But the way in which the app most faithfully serves China’s geopolitical interests in consolidating its dominance over the global order is through its influence on the health and cohesion of Western democracies. China believes that weak societies are diminished adversaries. TikTok’s algorithm has the capacity to dynamically adapt to users’ preferences and constantly evolves to drive them down new rabbit holes of interest. The strategic value of TikTok to the Chinese state is evident in the fact that, while the app is banned in its own home country, the algorithm underpinning its popularity is subject to Chinese export controls and fiercely guarded by the state.

The TikTok algorithm is singularly predisposed to support the rapid spread of misinformation, and has performed woefully during election campaigns across the globe – most recently, catapulting the Russia-backed surprise candidate Calin Georgescu to prominence in the Romanian elections in December. TikTok has approved staggering numbers of political advertisements and news videos containing misinformation during American elections in recent years, and demonstrated political bias in boosting the visibility of certain candidates and issues over others in crucial races, including last year’s US presidential election.

The social consequences are alarming. TikTok has been accused of amplifying the reach of anti-vaccine misinformation to vulnerable groups in the Covid-19 pandemic, spreading pro-Hamas videos after the 7 October atrocities against Israel, and allowing Osama Bin Laden’s ‘Letter to America’ terrorist propaganda to go viral, reaching millions of impressionable young users on the app.

Document understanding data
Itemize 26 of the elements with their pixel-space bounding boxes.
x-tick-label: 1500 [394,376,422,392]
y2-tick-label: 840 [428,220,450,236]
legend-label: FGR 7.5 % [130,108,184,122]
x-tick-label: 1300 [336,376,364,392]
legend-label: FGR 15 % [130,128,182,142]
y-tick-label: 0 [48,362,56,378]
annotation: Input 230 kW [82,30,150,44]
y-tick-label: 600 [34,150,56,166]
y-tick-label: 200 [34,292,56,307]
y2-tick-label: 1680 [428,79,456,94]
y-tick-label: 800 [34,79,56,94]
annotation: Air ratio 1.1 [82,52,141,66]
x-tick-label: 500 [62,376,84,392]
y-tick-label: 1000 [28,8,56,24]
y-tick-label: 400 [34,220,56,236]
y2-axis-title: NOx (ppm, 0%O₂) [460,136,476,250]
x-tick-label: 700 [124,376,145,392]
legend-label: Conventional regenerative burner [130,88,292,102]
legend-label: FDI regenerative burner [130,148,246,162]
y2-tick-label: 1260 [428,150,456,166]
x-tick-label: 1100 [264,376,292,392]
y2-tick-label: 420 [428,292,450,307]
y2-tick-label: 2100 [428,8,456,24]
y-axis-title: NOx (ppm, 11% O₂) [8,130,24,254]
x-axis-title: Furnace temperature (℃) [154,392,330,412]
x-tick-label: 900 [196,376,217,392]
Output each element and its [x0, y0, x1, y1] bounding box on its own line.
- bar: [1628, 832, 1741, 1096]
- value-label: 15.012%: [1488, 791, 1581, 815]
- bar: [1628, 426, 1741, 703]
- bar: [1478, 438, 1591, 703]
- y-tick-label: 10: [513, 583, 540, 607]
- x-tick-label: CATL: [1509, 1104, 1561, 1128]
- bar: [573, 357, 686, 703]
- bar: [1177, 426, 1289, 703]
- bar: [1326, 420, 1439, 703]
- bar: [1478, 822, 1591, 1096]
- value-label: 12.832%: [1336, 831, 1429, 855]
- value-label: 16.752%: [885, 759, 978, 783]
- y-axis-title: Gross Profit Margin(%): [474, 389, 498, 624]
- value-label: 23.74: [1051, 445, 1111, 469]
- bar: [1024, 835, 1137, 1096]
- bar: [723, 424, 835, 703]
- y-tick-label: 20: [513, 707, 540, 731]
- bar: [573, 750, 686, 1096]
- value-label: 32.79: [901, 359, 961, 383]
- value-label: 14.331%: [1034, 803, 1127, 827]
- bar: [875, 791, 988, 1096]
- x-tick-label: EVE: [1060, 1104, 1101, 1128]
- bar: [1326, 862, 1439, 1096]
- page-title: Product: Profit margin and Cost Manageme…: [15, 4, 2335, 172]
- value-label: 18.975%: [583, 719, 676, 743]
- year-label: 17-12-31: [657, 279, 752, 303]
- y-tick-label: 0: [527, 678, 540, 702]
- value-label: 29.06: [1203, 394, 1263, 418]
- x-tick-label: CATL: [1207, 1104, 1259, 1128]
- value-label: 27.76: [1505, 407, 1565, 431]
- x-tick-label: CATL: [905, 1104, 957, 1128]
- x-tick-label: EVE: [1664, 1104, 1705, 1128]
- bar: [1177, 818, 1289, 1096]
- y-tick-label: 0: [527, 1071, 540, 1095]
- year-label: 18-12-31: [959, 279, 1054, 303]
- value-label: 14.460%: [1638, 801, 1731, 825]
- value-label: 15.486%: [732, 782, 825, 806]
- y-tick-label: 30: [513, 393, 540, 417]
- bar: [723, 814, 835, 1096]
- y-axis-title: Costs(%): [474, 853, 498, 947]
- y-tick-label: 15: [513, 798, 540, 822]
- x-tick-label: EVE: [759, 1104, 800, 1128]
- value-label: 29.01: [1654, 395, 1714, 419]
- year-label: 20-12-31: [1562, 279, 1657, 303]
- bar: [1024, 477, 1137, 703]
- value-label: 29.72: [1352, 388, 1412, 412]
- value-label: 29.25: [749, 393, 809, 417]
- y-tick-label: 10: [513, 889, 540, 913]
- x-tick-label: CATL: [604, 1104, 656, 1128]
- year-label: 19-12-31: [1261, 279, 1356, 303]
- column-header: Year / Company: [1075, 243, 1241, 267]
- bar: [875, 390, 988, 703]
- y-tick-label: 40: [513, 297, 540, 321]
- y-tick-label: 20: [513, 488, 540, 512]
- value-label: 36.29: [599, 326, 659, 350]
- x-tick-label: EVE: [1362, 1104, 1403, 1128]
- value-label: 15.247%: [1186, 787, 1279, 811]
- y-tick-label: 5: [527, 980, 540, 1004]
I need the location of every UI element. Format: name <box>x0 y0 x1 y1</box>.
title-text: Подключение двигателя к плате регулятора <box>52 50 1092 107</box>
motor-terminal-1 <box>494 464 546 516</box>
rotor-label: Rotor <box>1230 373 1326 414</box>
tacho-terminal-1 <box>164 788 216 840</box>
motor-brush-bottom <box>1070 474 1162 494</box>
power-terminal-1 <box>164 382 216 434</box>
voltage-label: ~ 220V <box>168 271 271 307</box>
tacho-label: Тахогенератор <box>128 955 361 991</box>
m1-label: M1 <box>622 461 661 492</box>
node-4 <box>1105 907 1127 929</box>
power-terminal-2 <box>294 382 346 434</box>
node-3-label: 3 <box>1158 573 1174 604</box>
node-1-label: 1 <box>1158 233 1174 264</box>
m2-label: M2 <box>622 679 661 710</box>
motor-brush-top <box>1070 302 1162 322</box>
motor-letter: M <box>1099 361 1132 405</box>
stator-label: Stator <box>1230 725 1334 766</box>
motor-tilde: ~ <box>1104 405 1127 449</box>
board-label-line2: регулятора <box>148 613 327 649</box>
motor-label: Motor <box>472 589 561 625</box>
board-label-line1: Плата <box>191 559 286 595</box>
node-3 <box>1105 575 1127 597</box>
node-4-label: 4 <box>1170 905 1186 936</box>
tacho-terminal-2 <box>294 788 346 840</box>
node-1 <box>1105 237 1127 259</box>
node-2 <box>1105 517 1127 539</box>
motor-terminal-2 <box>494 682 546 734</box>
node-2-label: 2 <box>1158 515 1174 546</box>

**Tasks to complete:**
[a] Based on the TikTok passage, decide whether each statement is true: (i) TikTok is banned in China; (ii) Calin Georgescu rose to prominence in the Romanian elections in November; (iii) TikTok has been accused of spreading anti-vaccine misinformation during the Covid-19 pandemic. Answer yes or no to each, and quote the words from the passage that decide it.
[b] Turn the paragraph of the TikTok passage that begins "The TikTok algorithm is singularly predisposed" into a short bulleted list that keeps its main facts.

**Answers by task:**
[a]
(i) Yes: "while the app is banned in its own home country"
(ii) No: "in the Romanian elections in December"
(iii) Yes: "TikTok has been accused of amplifying the reach of anti-vaccine misinformation to vulnerable groups in the Covid-19 pandemic"

[b]
- The TikTok algorithm is especially prone to spreading misinformation fast.
- It has performed badly during election campaigns worldwide. Most recently it pushed the Russia-backed surprise candidate Calin Georgescu to prominence in Romania's December elections.
- In recent American elections, TikTok approved huge numbers of political ads and news videos containing misinformation.
- It showed political bias by boosting some candidates and issues over others in key races, including last year's US presidential election.